Stored entries:
_____
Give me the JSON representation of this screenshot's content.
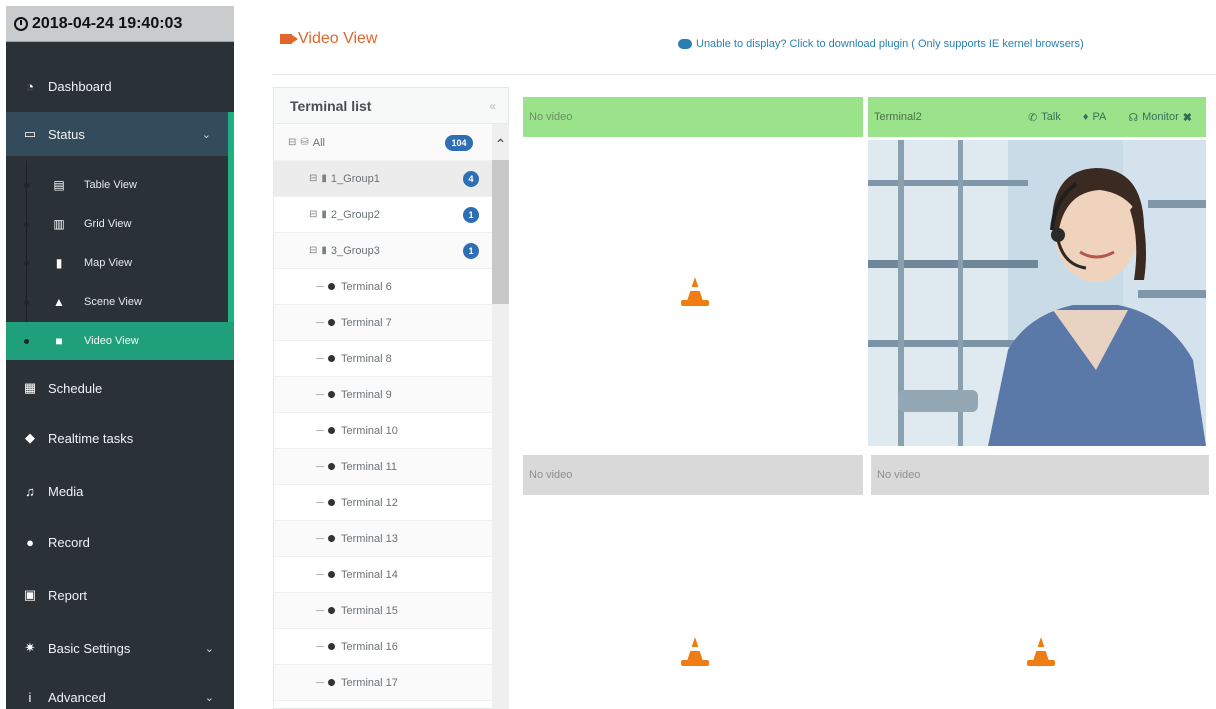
{
  "sidebar": {
    "datetime": "2018-04-24 19:40:03",
    "items": [
      {
        "label": "Dashboard",
        "icon": "tachometer-icon"
      },
      {
        "label": "Status",
        "icon": "folder-icon"
      },
      {
        "label": "Schedule",
        "icon": "calendar-icon"
      },
      {
        "label": "Realtime tasks",
        "icon": "shield-icon"
      },
      {
        "label": "Media",
        "icon": "music-icon"
      },
      {
        "label": "Record",
        "icon": "microphone-icon"
      },
      {
        "label": "Report",
        "icon": "document-icon"
      },
      {
        "label": "Basic Settings",
        "icon": "gear-icon"
      },
      {
        "label": "Advanced",
        "icon": "info-icon"
      }
    ],
    "status_sub": [
      {
        "label": "Table View",
        "icon": "table-icon"
      },
      {
        "label": "Grid View",
        "icon": "grid-icon"
      },
      {
        "label": "Map View",
        "icon": "map-icon"
      },
      {
        "label": "Scene View",
        "icon": "bell-icon"
      },
      {
        "label": "Video View",
        "icon": "video-camera-icon"
      }
    ],
    "colors": {
      "bg": "#2a3237",
      "active": "#1fa07a",
      "accent": "#1fb082"
    }
  },
  "header": {
    "title": "Video View",
    "plugin_text": "Unable to display? Click to download plugin ( Only supports IE kernel browsers)",
    "title_color": "#e1662c",
    "link_color": "#2a7fb2"
  },
  "terminal_list": {
    "title": "Terminal list",
    "collapse_glyph": "«",
    "all_label": "All",
    "all_count": "104",
    "groups": [
      {
        "label": "1_Group1",
        "count": "4"
      },
      {
        "label": "2_Group2",
        "count": "1"
      },
      {
        "label": "3_Group3",
        "count": "1"
      }
    ],
    "terminals": [
      "Terminal 6",
      "Terminal 7",
      "Terminal 8",
      "Terminal 9",
      "Terminal 10",
      "Terminal 11",
      "Terminal 12",
      "Terminal 13",
      "Terminal 14",
      "Terminal 15",
      "Terminal 16",
      "Terminal 17"
    ]
  },
  "video": {
    "pane1": {
      "status": "No video"
    },
    "pane2": {
      "terminal": "Terminal2",
      "talk": "Talk",
      "pa": "PA",
      "monitor": "Monitor",
      "close": "✖"
    },
    "pane3": {
      "status": "No video"
    },
    "pane4": {
      "status": "No video"
    }
  }
}
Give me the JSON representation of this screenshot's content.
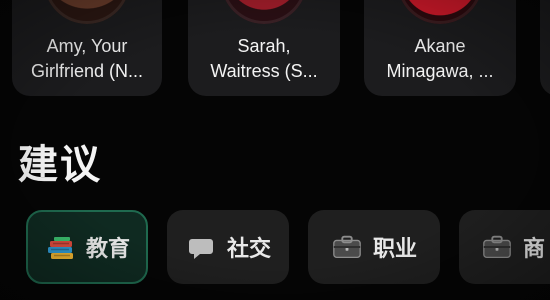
_____
**Requirements**: Quote all the lines above exactly as given. Do not include the pictures.

**Solution for this exercise**:
Give me the JSON representation of this screenshot's content.
{
  "sidebar": {
    "datetime": "2018-04-24 19:40:03",
    "items": [
      {
        "label": "Dashboard",
        "icon": "tachometer-icon"
      },
      {
        "label": "Status",
        "icon": "folder-icon"
      },
      {
        "label": "Schedule",
        "icon": "calendar-icon"
      },
      {
        "label": "Realtime tasks",
        "icon": "shield-icon"
      },
      {
        "label": "Media",
        "icon": "music-icon"
      },
      {
        "label": "Record",
        "icon": "microphone-icon"
      },
      {
        "label": "Report",
        "icon": "document-icon"
      },
      {
        "label": "Basic Settings",
        "icon": "gear-icon"
      },
      {
        "label": "Advanced",
        "icon": "info-icon"
      }
    ],
    "status_sub": [
      {
        "label": "Table View",
        "icon": "table-icon"
      },
      {
        "label": "Grid View",
        "icon": "grid-icon"
      },
      {
        "label": "Map View",
        "icon": "map-icon"
      },
      {
        "label": "Scene View",
        "icon": "bell-icon"
      },
      {
        "label": "Video View",
        "icon": "video-camera-icon"
      }
    ],
    "colors": {
      "bg": "#2a3237",
      "active": "#1fa07a",
      "accent": "#1fb082"
    }
  },
  "header": {
    "title": "Video View",
    "plugin_text": "Unable to display? Click to download plugin ( Only supports IE kernel browsers)",
    "title_color": "#e1662c",
    "link_color": "#2a7fb2"
  },
  "terminal_list": {
    "title": "Terminal list",
    "collapse_glyph": "«",
    "all_label": "All",
    "all_count": "104",
    "groups": [
      {
        "label": "1_Group1",
        "count": "4"
      },
      {
        "label": "2_Group2",
        "count": "1"
      },
      {
        "label": "3_Group3",
        "count": "1"
      }
    ],
    "terminals": [
      "Terminal 6",
      "Terminal 7",
      "Terminal 8",
      "Terminal 9",
      "Terminal 10",
      "Terminal 11",
      "Terminal 12",
      "Terminal 13",
      "Terminal 14",
      "Terminal 15",
      "Terminal 16",
      "Terminal 17"
    ]
  },
  "video": {
    "pane1": {
      "status": "No video"
    },
    "pane2": {
      "terminal": "Terminal2",
      "talk": "Talk",
      "pa": "PA",
      "monitor": "Monitor",
      "close": "✖"
    },
    "pane3": {
      "status": "No video"
    },
    "pane4": {
      "status": "No video"
    }
  }
}
Give me the JSON representation of this screenshot's content.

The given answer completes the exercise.